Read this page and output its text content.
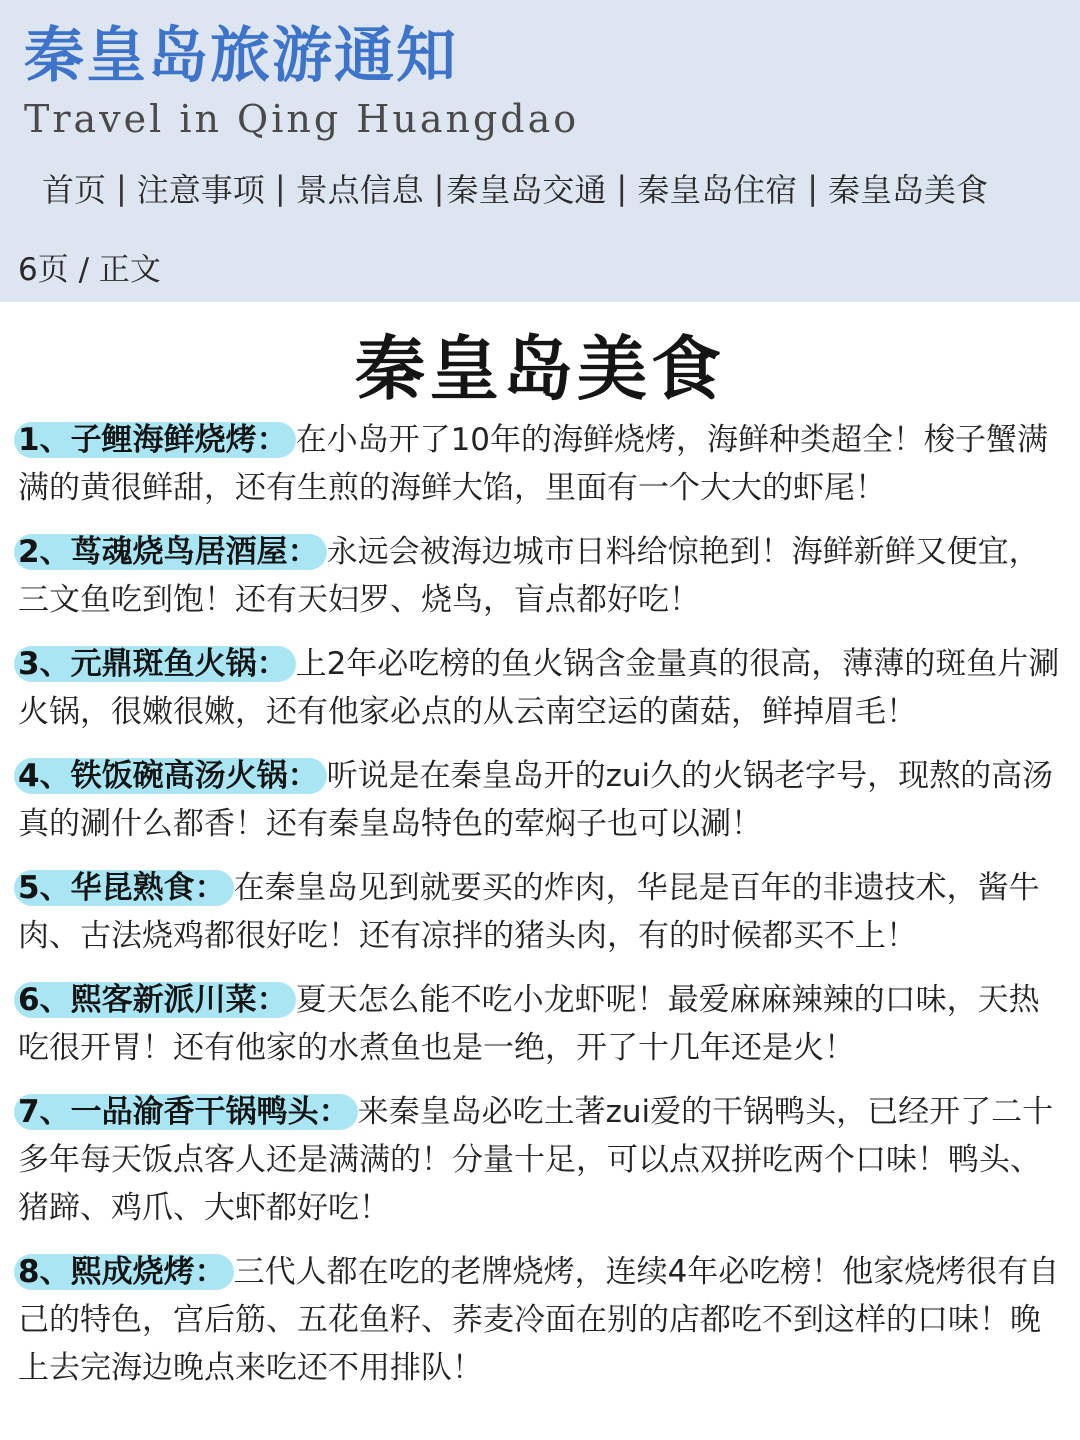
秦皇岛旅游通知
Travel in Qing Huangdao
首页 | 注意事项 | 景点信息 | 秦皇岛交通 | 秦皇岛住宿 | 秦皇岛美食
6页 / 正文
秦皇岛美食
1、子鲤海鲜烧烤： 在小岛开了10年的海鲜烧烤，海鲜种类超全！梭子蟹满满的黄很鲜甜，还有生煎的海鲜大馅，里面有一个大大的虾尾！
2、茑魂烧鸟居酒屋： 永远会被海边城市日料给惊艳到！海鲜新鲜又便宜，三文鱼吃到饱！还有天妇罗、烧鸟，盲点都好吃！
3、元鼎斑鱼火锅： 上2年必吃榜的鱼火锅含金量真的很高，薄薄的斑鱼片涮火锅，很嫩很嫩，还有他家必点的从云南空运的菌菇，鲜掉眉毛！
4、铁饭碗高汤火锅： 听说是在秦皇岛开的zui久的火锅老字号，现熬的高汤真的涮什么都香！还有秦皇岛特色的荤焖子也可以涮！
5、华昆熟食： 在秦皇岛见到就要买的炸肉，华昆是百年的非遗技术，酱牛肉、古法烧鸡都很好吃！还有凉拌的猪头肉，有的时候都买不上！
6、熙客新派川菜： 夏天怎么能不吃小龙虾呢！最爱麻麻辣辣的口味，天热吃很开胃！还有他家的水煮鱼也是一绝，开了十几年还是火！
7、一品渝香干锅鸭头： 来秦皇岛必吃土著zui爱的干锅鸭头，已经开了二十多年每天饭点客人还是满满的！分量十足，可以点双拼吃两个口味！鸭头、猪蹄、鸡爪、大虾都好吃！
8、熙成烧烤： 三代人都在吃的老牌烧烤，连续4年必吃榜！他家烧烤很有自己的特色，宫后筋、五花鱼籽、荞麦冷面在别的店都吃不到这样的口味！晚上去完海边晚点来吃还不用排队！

┄┄┄┄┄┄┄┄┄┄┄┄┄┄┄┄┄┄┄┄

EXERCISE PROMPT
Reproduce all the records verbatim, excluding images.

IN RESPONSE
Read this page and output its text content.
秦皇岛旅游通知
Travel in Qing Huangdao
首页 | 注意事项 | 景点信息 | 秦皇岛交通 | 秦皇岛住宿 | 秦皇岛美食
6页 / 正文
秦皇岛美食
1、子鲤海鲜烧烤： 在小岛开了10年的海鲜烧烤，海鲜种类超全！梭子蟹满满的黄很鲜甜，还有生煎的海鲜大馅，里面有一个大大的虾尾！
2、茑魂烧鸟居酒屋： 永远会被海边城市日料给惊艳到！海鲜新鲜又便宜，三文鱼吃到饱！还有天妇罗、烧鸟，盲点都好吃！
3、元鼎斑鱼火锅： 上2年必吃榜的鱼火锅含金量真的很高，薄薄的斑鱼片涮火锅，很嫩很嫩，还有他家必点的从云南空运的菌菇，鲜掉眉毛！
4、铁饭碗高汤火锅： 听说是在秦皇岛开的zui久的火锅老字号，现熬的高汤真的涮什么都香！还有秦皇岛特色的荤焖子也可以涮！
5、华昆熟食： 在秦皇岛见到就要买的炸肉，华昆是百年的非遗技术，酱牛肉、古法烧鸡都很好吃！还有凉拌的猪头肉，有的时候都买不上！
6、熙客新派川菜： 夏天怎么能不吃小龙虾呢！最爱麻麻辣辣的口味，天热吃很开胃！还有他家的水煮鱼也是一绝，开了十几年还是火！
7、一品渝香干锅鸭头： 来秦皇岛必吃土著zui爱的干锅鸭头，已经开了二十多年每天饭点客人还是满满的！分量十足，可以点双拼吃两个口味！鸭头、猪蹄、鸡爪、大虾都好吃！
8、熙成烧烤： 三代人都在吃的老牌烧烤，连续4年必吃榜！他家烧烤很有自己的特色，宫后筋、五花鱼籽、荞麦冷面在别的店都吃不到这样的口味！晚上去完海边晚点来吃还不用排队！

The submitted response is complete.